## WHAT THE TASK ASKS
In the data below, find each line containing the string "JSON" and return it.

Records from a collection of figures
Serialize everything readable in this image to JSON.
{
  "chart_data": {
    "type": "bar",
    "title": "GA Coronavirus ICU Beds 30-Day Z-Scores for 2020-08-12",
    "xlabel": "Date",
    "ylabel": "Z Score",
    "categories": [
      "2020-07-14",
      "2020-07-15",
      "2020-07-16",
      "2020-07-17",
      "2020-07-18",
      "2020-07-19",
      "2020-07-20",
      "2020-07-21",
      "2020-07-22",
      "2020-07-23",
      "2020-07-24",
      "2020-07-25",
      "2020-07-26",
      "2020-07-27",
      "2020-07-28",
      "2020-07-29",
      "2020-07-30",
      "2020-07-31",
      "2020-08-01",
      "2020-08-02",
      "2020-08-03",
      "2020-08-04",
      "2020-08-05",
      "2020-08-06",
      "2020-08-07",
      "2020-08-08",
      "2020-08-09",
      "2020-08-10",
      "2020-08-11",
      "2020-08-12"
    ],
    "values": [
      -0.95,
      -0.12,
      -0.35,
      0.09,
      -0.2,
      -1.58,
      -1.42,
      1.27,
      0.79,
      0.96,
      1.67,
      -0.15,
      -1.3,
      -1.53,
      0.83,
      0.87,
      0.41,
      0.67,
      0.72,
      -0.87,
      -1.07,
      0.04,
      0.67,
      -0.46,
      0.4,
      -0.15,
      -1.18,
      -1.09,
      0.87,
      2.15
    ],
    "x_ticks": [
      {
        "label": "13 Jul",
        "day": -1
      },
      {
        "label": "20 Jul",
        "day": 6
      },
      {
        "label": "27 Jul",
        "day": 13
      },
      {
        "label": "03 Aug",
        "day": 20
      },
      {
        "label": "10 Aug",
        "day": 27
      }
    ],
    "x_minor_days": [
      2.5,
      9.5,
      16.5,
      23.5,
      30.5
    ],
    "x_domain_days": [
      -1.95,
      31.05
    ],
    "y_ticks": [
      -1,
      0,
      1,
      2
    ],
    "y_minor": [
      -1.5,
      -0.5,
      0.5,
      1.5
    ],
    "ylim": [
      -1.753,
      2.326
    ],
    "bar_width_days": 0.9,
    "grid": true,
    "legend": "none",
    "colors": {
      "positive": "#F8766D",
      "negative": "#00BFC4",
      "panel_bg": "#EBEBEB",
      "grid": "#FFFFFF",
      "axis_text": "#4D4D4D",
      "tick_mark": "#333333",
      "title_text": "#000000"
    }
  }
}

==

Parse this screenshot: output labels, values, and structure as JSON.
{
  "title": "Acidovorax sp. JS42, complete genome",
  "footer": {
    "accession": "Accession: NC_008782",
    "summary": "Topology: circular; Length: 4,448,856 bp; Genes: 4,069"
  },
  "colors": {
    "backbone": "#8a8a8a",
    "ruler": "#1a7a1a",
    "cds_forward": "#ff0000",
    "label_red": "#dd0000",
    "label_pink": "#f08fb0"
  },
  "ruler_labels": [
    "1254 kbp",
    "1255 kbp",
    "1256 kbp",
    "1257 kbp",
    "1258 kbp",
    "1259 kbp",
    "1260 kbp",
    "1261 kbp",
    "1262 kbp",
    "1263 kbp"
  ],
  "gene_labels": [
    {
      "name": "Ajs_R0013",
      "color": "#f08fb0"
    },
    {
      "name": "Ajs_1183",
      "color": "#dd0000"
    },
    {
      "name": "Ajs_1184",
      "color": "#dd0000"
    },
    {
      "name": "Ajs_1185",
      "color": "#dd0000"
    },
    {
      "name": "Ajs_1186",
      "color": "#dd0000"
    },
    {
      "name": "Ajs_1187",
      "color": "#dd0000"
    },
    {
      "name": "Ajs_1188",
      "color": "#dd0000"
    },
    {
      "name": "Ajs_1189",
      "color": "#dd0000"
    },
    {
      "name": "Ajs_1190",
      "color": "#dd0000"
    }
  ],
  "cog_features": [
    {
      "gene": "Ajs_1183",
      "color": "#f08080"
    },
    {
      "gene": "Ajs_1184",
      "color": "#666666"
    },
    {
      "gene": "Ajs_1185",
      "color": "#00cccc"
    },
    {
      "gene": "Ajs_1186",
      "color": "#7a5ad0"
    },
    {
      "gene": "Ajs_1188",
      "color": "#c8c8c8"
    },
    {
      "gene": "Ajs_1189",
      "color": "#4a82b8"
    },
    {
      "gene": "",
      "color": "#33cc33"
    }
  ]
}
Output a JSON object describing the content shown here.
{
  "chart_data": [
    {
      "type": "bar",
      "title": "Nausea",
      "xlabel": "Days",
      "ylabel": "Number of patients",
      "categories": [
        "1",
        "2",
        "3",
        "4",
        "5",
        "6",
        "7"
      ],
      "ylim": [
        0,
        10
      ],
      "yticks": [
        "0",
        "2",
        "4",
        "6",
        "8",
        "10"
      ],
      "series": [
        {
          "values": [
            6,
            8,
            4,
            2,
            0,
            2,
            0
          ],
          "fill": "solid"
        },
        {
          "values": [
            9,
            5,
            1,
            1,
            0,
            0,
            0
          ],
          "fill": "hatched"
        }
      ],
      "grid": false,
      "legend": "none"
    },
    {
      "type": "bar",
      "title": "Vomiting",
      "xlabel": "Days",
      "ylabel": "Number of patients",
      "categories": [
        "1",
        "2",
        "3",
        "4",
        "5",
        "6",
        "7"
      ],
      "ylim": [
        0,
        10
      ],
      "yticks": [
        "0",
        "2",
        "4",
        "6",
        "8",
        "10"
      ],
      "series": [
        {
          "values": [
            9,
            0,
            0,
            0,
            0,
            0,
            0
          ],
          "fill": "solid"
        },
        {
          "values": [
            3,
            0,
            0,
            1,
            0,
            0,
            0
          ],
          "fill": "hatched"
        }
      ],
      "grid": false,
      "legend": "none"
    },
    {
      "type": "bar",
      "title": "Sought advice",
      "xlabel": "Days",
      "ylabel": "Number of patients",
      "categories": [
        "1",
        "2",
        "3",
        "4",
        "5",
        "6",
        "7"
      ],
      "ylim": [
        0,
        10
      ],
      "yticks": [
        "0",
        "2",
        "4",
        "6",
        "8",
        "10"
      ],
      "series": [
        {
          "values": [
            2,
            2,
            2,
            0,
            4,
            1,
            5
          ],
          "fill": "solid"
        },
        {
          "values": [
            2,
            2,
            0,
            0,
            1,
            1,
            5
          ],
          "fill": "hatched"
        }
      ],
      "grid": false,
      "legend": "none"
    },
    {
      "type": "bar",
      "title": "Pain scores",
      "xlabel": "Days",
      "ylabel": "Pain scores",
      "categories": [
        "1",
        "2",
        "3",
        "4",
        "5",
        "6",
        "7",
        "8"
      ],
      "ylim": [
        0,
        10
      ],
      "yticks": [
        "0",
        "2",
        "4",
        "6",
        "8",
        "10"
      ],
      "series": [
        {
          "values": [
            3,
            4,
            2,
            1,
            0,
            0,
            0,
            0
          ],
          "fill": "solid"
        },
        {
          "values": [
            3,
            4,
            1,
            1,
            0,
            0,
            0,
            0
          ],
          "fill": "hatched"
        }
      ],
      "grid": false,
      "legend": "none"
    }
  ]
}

## TASK SOLUTION
Serialize everything readable in this image to JSON.
Parse this screenshot: output labels, values, and structure as JSON.
Output a JSON object describing the content shown here.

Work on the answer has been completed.